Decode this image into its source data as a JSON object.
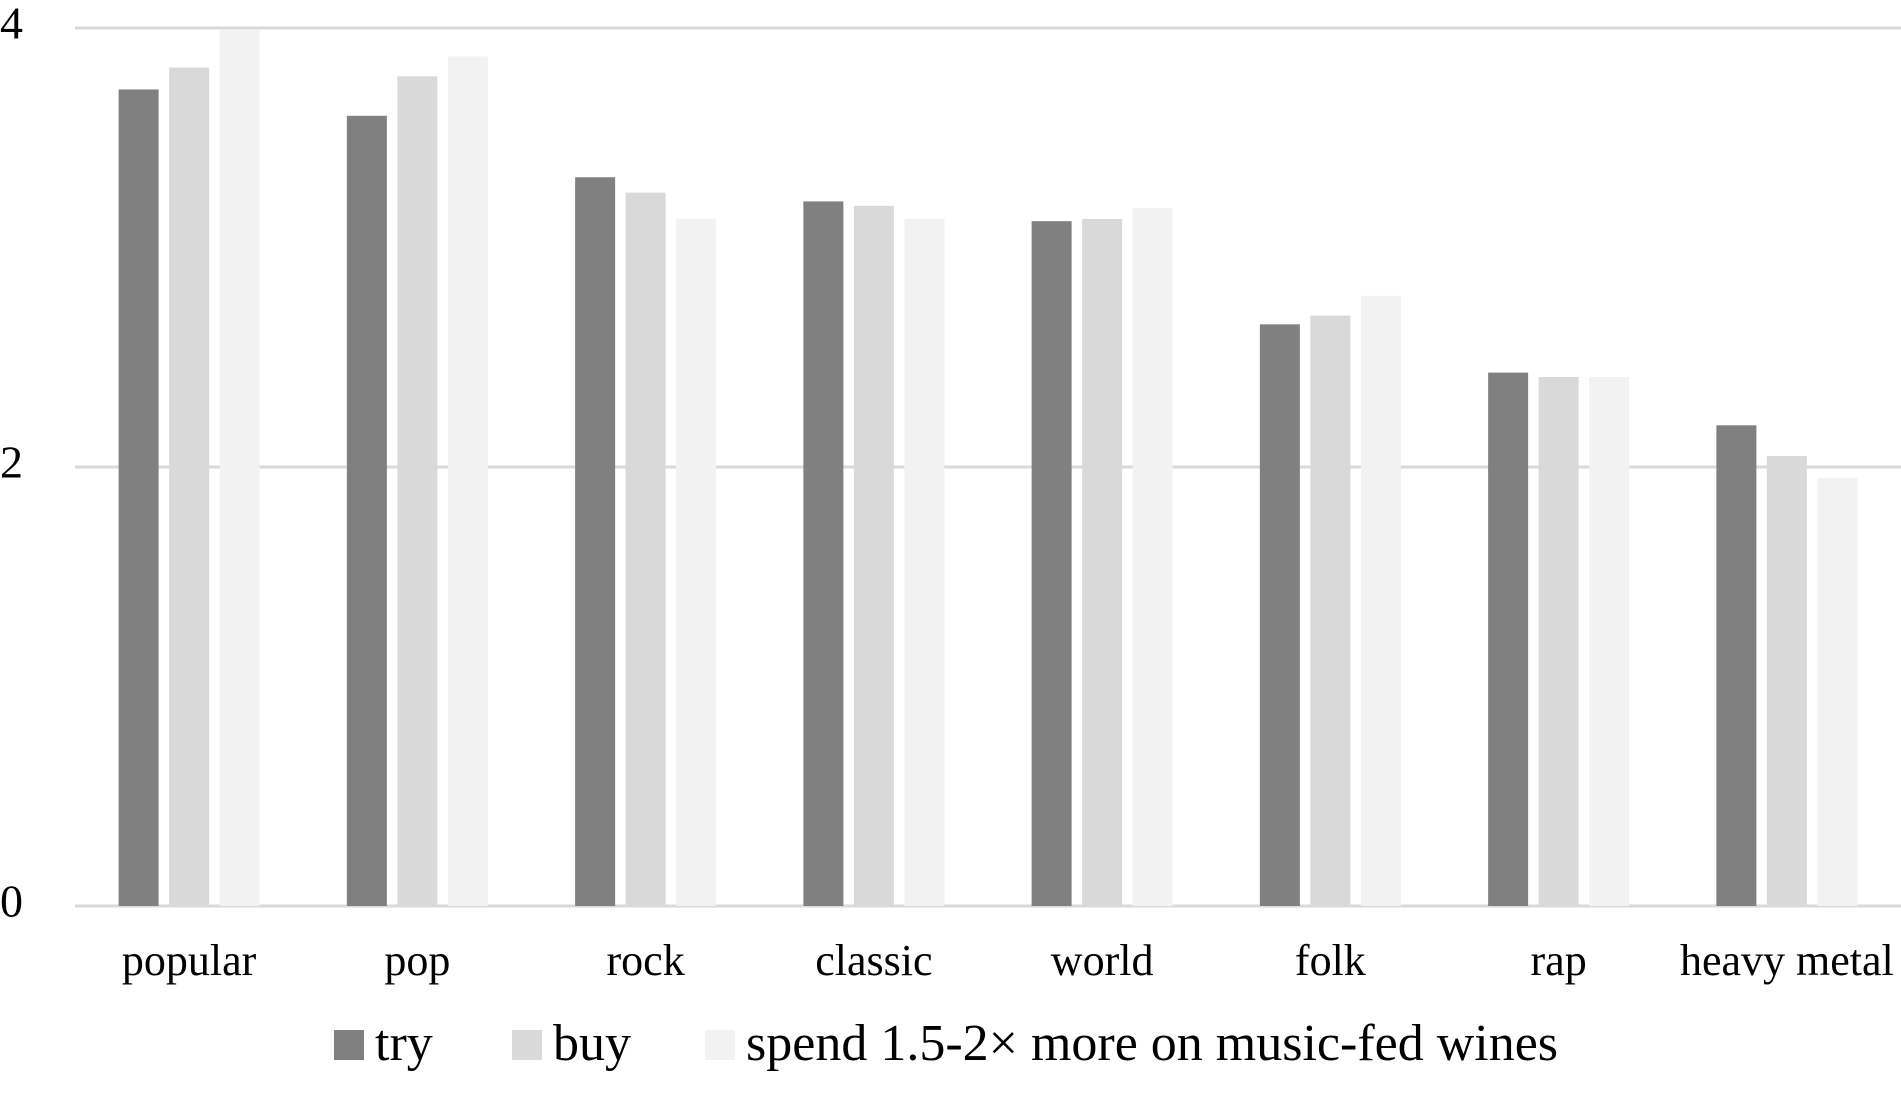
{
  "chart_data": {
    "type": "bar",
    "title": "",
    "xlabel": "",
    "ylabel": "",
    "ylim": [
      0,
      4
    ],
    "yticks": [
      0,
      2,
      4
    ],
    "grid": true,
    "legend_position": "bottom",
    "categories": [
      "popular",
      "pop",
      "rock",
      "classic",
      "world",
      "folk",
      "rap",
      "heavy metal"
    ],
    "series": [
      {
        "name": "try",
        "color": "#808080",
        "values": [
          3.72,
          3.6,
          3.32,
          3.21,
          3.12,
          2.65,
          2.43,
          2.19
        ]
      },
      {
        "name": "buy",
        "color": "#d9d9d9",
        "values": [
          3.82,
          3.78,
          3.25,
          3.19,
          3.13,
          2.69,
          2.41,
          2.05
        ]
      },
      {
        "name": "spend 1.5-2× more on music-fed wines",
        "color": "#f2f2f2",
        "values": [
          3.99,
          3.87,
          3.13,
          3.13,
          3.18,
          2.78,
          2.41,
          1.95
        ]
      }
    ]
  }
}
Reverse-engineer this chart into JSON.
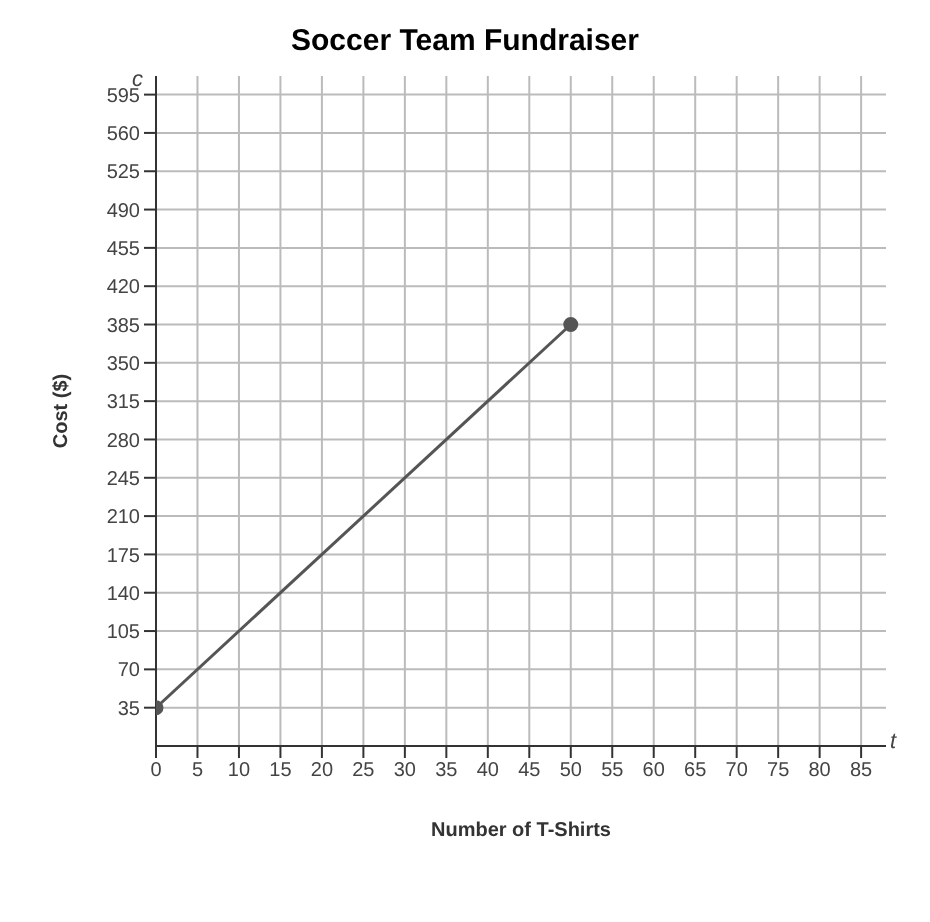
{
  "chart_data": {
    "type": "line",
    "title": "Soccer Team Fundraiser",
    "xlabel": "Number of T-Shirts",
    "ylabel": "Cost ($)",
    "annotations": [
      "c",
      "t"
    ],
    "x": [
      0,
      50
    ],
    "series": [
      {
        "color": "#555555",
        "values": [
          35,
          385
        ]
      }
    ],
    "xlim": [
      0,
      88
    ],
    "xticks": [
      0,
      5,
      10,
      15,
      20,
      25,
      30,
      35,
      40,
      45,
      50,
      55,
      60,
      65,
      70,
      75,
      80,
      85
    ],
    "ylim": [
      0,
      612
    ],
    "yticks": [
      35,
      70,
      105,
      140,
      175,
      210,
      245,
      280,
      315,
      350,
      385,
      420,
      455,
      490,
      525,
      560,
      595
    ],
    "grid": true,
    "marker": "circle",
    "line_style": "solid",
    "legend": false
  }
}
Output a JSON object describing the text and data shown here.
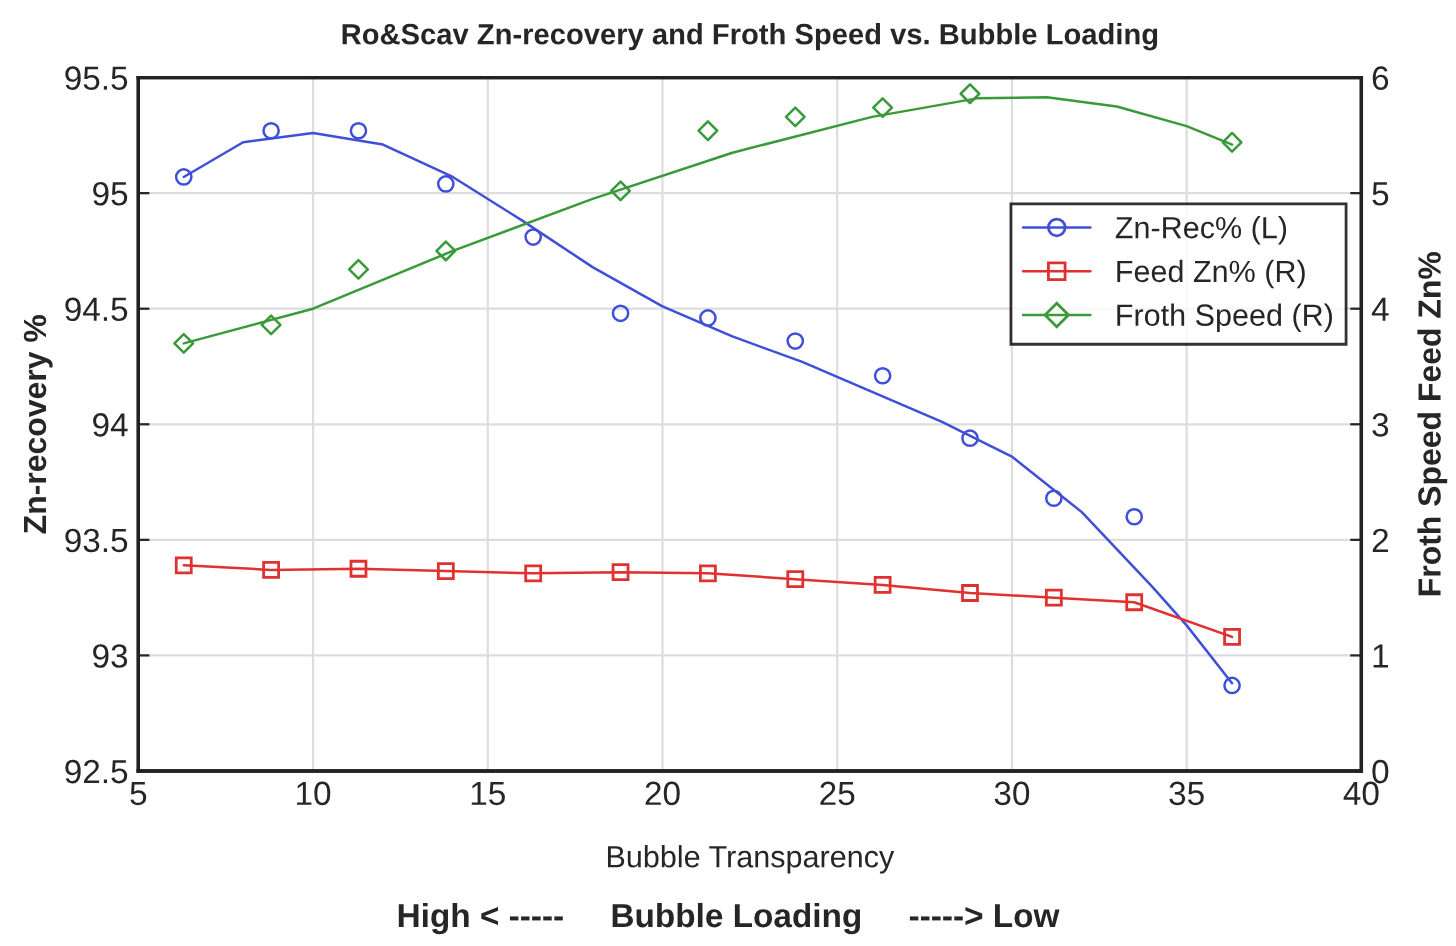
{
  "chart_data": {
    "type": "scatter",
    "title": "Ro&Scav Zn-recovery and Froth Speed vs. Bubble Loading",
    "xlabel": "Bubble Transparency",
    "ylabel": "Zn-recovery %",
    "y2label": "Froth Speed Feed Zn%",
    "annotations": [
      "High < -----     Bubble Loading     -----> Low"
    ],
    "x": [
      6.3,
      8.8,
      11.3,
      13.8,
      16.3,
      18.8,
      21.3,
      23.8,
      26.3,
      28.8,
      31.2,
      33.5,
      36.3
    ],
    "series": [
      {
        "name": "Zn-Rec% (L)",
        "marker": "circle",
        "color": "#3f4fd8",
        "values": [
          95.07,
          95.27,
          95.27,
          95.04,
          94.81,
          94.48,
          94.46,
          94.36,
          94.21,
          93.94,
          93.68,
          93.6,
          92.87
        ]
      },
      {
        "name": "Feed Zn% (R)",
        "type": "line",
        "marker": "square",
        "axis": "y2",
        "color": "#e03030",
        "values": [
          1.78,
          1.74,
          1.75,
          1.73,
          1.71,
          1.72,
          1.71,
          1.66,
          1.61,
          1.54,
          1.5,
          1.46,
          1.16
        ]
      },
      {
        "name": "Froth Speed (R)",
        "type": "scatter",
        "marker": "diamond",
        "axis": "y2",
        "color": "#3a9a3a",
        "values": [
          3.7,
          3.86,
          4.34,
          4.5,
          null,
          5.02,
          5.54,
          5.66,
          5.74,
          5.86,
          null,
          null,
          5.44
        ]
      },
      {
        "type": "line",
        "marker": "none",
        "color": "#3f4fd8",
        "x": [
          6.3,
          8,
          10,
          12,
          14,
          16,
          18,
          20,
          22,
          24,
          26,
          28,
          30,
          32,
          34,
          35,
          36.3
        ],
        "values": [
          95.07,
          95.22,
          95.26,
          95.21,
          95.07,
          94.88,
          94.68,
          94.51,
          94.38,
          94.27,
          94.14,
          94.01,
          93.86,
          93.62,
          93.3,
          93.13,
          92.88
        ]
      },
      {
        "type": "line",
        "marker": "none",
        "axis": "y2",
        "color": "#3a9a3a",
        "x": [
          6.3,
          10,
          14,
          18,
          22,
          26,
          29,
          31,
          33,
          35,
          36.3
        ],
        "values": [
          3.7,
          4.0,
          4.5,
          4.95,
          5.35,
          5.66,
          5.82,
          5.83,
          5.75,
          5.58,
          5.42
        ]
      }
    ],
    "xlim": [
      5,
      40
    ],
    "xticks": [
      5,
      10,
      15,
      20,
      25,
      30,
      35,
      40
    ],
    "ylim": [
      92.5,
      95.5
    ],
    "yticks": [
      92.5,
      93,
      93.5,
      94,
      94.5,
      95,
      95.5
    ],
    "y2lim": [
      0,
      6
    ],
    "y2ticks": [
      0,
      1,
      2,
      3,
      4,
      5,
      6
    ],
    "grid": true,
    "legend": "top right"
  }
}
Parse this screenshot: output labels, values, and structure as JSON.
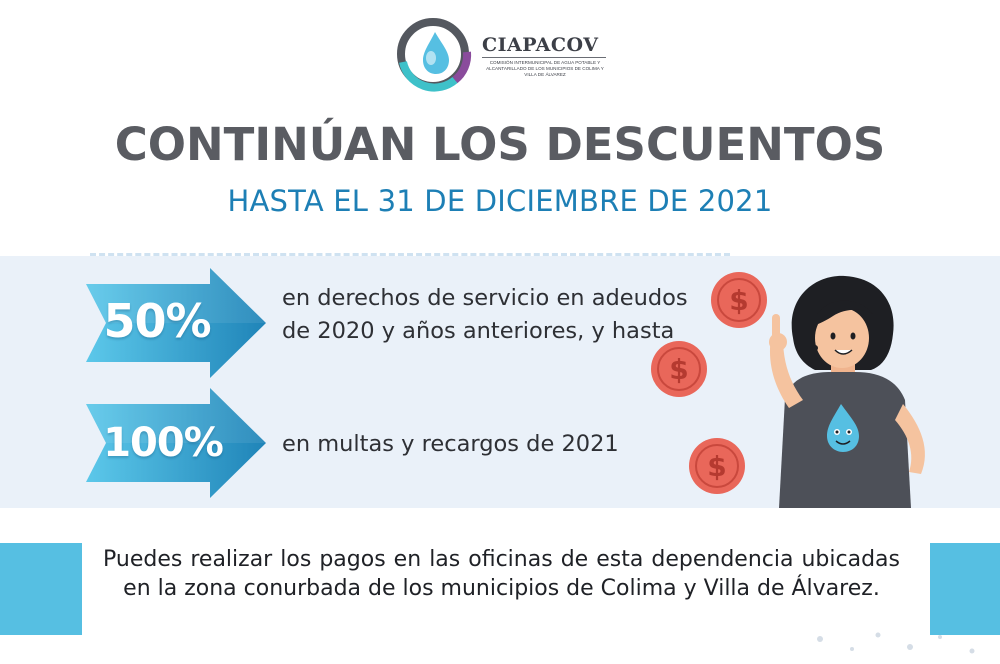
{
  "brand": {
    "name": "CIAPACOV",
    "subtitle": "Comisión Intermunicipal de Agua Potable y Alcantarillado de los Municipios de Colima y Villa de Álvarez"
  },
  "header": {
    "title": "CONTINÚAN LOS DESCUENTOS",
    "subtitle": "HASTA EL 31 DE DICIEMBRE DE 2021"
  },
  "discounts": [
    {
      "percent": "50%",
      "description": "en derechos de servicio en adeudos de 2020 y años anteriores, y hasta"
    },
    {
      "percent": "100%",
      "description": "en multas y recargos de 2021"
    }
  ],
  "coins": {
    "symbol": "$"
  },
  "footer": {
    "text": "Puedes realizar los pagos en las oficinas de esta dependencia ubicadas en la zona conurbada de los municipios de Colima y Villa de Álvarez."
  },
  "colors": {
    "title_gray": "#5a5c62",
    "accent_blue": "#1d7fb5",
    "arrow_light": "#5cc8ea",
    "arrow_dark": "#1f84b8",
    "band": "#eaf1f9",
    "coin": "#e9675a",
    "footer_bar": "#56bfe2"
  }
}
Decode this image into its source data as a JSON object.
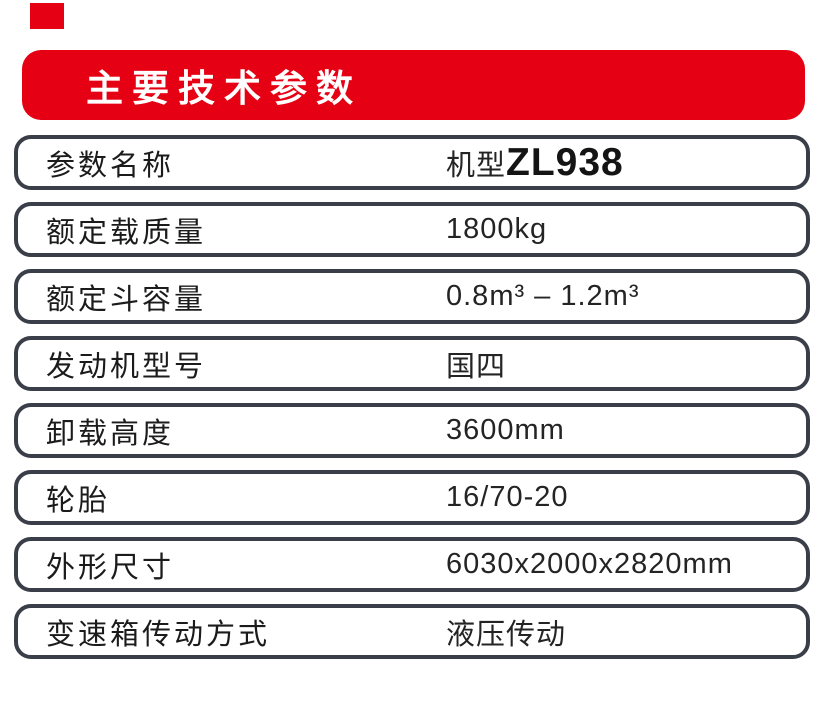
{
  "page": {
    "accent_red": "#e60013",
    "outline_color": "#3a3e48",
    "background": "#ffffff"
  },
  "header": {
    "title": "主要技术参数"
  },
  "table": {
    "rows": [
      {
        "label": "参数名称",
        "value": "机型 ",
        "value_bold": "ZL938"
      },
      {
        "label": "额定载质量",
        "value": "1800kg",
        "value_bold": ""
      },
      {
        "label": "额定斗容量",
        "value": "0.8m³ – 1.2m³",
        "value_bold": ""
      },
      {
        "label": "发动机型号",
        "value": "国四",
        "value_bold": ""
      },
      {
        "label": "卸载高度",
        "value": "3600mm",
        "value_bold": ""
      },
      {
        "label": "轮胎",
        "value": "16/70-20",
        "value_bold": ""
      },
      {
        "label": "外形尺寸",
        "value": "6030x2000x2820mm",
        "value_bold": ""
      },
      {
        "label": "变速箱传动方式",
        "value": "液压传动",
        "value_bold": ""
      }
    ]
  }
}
= = = = = = =
Transcribe the records above verbatim. Do not carry over any picture.

Decode this image into its source data as a JSON object.
{
  "chart_data": {
    "type": "bar",
    "title": "",
    "xlabel": "",
    "ylabel": "",
    "ylim": [
      0,
      4
    ],
    "yticks": [
      0,
      2,
      4
    ],
    "grid": true,
    "legend_position": "bottom",
    "categories": [
      "popular",
      "pop",
      "rock",
      "classic",
      "world",
      "folk",
      "rap",
      "heavy metal"
    ],
    "series": [
      {
        "name": "try",
        "color": "#808080",
        "values": [
          3.72,
          3.6,
          3.32,
          3.21,
          3.12,
          2.65,
          2.43,
          2.19
        ]
      },
      {
        "name": "buy",
        "color": "#d9d9d9",
        "values": [
          3.82,
          3.78,
          3.25,
          3.19,
          3.13,
          2.69,
          2.41,
          2.05
        ]
      },
      {
        "name": "spend 1.5-2× more on music-fed wines",
        "color": "#f2f2f2",
        "values": [
          3.99,
          3.87,
          3.13,
          3.13,
          3.18,
          2.78,
          2.41,
          1.95
        ]
      }
    ]
  }
}
Reverse-engineer this chart into JSON.
{
  "chart_data": {
    "type": "line",
    "title": "Soccer Team Fundraiser",
    "xlabel": "Number of T-Shirts",
    "ylabel": "Cost ($)",
    "annotations": [
      "c",
      "t"
    ],
    "x": [
      0,
      50
    ],
    "series": [
      {
        "color": "#555555",
        "values": [
          35,
          385
        ]
      }
    ],
    "xlim": [
      0,
      88
    ],
    "xticks": [
      0,
      5,
      10,
      15,
      20,
      25,
      30,
      35,
      40,
      45,
      50,
      55,
      60,
      65,
      70,
      75,
      80,
      85
    ],
    "ylim": [
      0,
      612
    ],
    "yticks": [
      35,
      70,
      105,
      140,
      175,
      210,
      245,
      280,
      315,
      350,
      385,
      420,
      455,
      490,
      525,
      560,
      595
    ],
    "grid": true,
    "marker": "circle",
    "line_style": "solid",
    "legend": false
  }
}
Output a JSON object describing the text and data shown here.
{
  "chart_data": {
    "type": "scatter",
    "title": "Ro&Scav Zn-recovery and Froth Speed vs. Bubble Loading",
    "xlabel": "Bubble Transparency",
    "ylabel": "Zn-recovery %",
    "y2label": "Froth Speed Feed Zn%",
    "annotations": [
      "High < -----     Bubble Loading     -----> Low"
    ],
    "x": [
      6.3,
      8.8,
      11.3,
      13.8,
      16.3,
      18.8,
      21.3,
      23.8,
      26.3,
      28.8,
      31.2,
      33.5,
      36.3
    ],
    "series": [
      {
        "name": "Zn-Rec% (L)",
        "marker": "circle",
        "color": "#3f4fd8",
        "values": [
          95.07,
          95.27,
          95.27,
          95.04,
          94.81,
          94.48,
          94.46,
          94.36,
          94.21,
          93.94,
          93.68,
          93.6,
          92.87
        ]
      },
      {
        "name": "Feed Zn% (R)",
        "type": "line",
        "marker": "square",
        "axis": "y2",
        "color": "#e03030",
        "values": [
          1.78,
          1.74,
          1.75,
          1.73,
          1.71,
          1.72,
          1.71,
          1.66,
          1.61,
          1.54,
          1.5,
          1.46,
          1.16
        ]
      },
      {
        "name": "Froth Speed (R)",
        "type": "scatter",
        "marker": "diamond",
        "axis": "y2",
        "color": "#3a9a3a",
        "values": [
          3.7,
          3.86,
          4.34,
          4.5,
          null,
          5.02,
          5.54,
          5.66,
          5.74,
          5.86,
          null,
          null,
          5.44
        ]
      },
      {
        "type": "line",
        "marker": "none",
        "color": "#3f4fd8",
        "x": [
          6.3,
          8,
          10,
          12,
          14,
          16,
          18,
          20,
          22,
          24,
          26,
          28,
          30,
          32,
          34,
          35,
          36.3
        ],
        "values": [
          95.07,
          95.22,
          95.26,
          95.21,
          95.07,
          94.88,
          94.68,
          94.51,
          94.38,
          94.27,
          94.14,
          94.01,
          93.86,
          93.62,
          93.3,
          93.13,
          92.88
        ]
      },
      {
        "type": "line",
        "marker": "none",
        "axis": "y2",
        "color": "#3a9a3a",
        "x": [
          6.3,
          10,
          14,
          18,
          22,
          26,
          29,
          31,
          33,
          35,
          36.3
        ],
        "values": [
          3.7,
          4.0,
          4.5,
          4.95,
          5.35,
          5.66,
          5.82,
          5.83,
          5.75,
          5.58,
          5.42
        ]
      }
    ],
    "xlim": [
      5,
      40
    ],
    "xticks": [
      5,
      10,
      15,
      20,
      25,
      30,
      35,
      40
    ],
    "ylim": [
      92.5,
      95.5
    ],
    "yticks": [
      92.5,
      93,
      93.5,
      94,
      94.5,
      95,
      95.5
    ],
    "y2lim": [
      0,
      6
    ],
    "y2ticks": [
      0,
      1,
      2,
      3,
      4,
      5,
      6
    ],
    "grid": true,
    "legend": "top right"
  }
}
Parse this screenshot: output labels, values, and structure as JSON.
{
  "brand": {
    "name": "CIAPACOV",
    "subtitle": "Comisión Intermunicipal de Agua Potable y Alcantarillado de los Municipios de Colima y Villa de Álvarez"
  },
  "header": {
    "title": "CONTINÚAN LOS DESCUENTOS",
    "subtitle": "HASTA EL 31 DE DICIEMBRE DE 2021"
  },
  "discounts": [
    {
      "percent": "50%",
      "description": "en derechos de servicio en adeudos de 2020 y años anteriores, y hasta"
    },
    {
      "percent": "100%",
      "description": "en multas y recargos de 2021"
    }
  ],
  "coins": {
    "symbol": "$"
  },
  "footer": {
    "text": "Puedes realizar los pagos en las oficinas de esta dependencia ubicadas en la zona conurbada de los municipios de Colima y Villa de Álvarez."
  },
  "colors": {
    "title_gray": "#5a5c62",
    "accent_blue": "#1d7fb5",
    "arrow_light": "#5cc8ea",
    "arrow_dark": "#1f84b8",
    "band": "#eaf1f9",
    "coin": "#e9675a",
    "footer_bar": "#56bfe2"
  }
}
Decode this image into its source data as a JSON object.
{
  "page": {
    "accent_red": "#e60013",
    "outline_color": "#3a3e48",
    "background": "#ffffff"
  },
  "header": {
    "title": "主要技术参数"
  },
  "table": {
    "rows": [
      {
        "label": "参数名称",
        "value": "机型 ",
        "value_bold": "ZL938"
      },
      {
        "label": "额定载质量",
        "value": "1800kg",
        "value_bold": ""
      },
      {
        "label": "额定斗容量",
        "value": "0.8m³ – 1.2m³",
        "value_bold": ""
      },
      {
        "label": "发动机型号",
        "value": "国四",
        "value_bold": ""
      },
      {
        "label": "卸载高度",
        "value": "3600mm",
        "value_bold": ""
      },
      {
        "label": "轮胎",
        "value": "16/70-20",
        "value_bold": ""
      },
      {
        "label": "外形尺寸",
        "value": "6030x2000x2820mm",
        "value_bold": ""
      },
      {
        "label": "变速箱传动方式",
        "value": "液压传动",
        "value_bold": ""
      }
    ]
  }
}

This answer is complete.